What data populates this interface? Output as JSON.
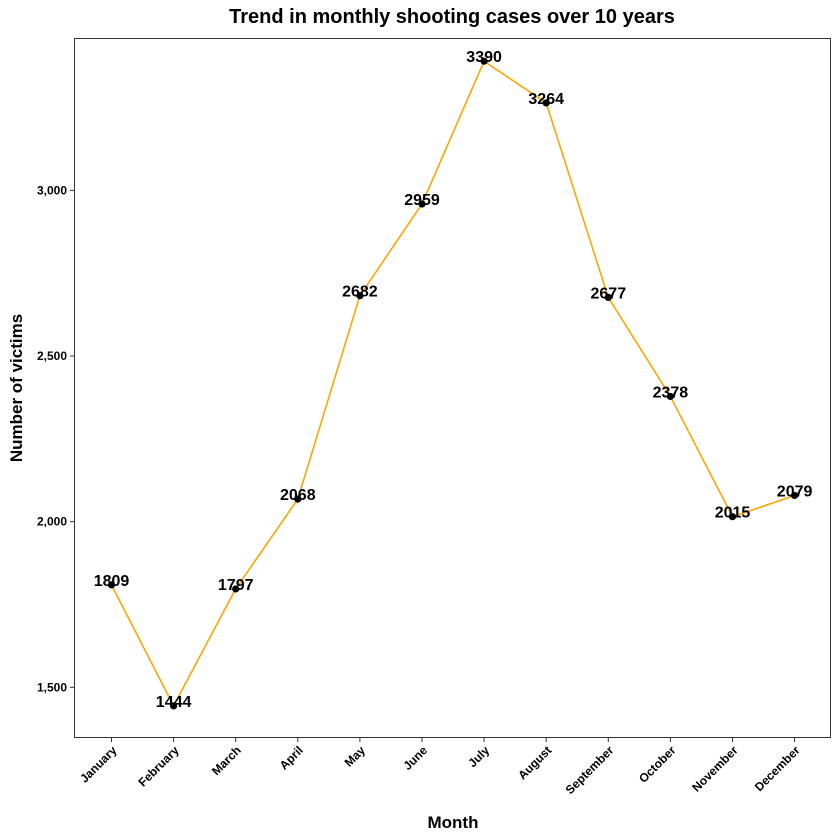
{
  "chart_data": {
    "type": "line",
    "title": "Trend in monthly shooting cases over 10 years",
    "xlabel": "Month",
    "ylabel": "Number of victims",
    "categories": [
      "January",
      "February",
      "March",
      "April",
      "May",
      "June",
      "July",
      "August",
      "September",
      "October",
      "November",
      "December"
    ],
    "series": [
      {
        "values": [
          1809,
          1444,
          1797,
          2068,
          2682,
          2959,
          3390,
          3264,
          2677,
          2378,
          2015,
          2079
        ]
      }
    ],
    "yticks": [
      1500,
      2000,
      2500,
      3000
    ],
    "ytick_labels": [
      "1,500",
      "2,000",
      "2,500",
      "3,000"
    ],
    "ylim": [
      1350,
      3460
    ],
    "grid": false,
    "legend": "none",
    "colors": {
      "line": "#FFA500",
      "point": "#000000",
      "panel_border": "#333333"
    }
  }
}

※

PROBLEM DETAILS:
Quote the records in full and exactly; skip any image.

TASK SOLUTION:
What data populates this interface? Output as JSON.
{
  "chart_data": {
    "type": "line",
    "title": "Trend in monthly shooting cases over 10 years",
    "xlabel": "Month",
    "ylabel": "Number of victims",
    "categories": [
      "January",
      "February",
      "March",
      "April",
      "May",
      "June",
      "July",
      "August",
      "September",
      "October",
      "November",
      "December"
    ],
    "series": [
      {
        "values": [
          1809,
          1444,
          1797,
          2068,
          2682,
          2959,
          3390,
          3264,
          2677,
          2378,
          2015,
          2079
        ]
      }
    ],
    "yticks": [
      1500,
      2000,
      2500,
      3000
    ],
    "ytick_labels": [
      "1,500",
      "2,000",
      "2,500",
      "3,000"
    ],
    "ylim": [
      1350,
      3460
    ],
    "grid": false,
    "legend": "none",
    "colors": {
      "line": "#FFA500",
      "point": "#000000",
      "panel_border": "#333333"
    }
  }
}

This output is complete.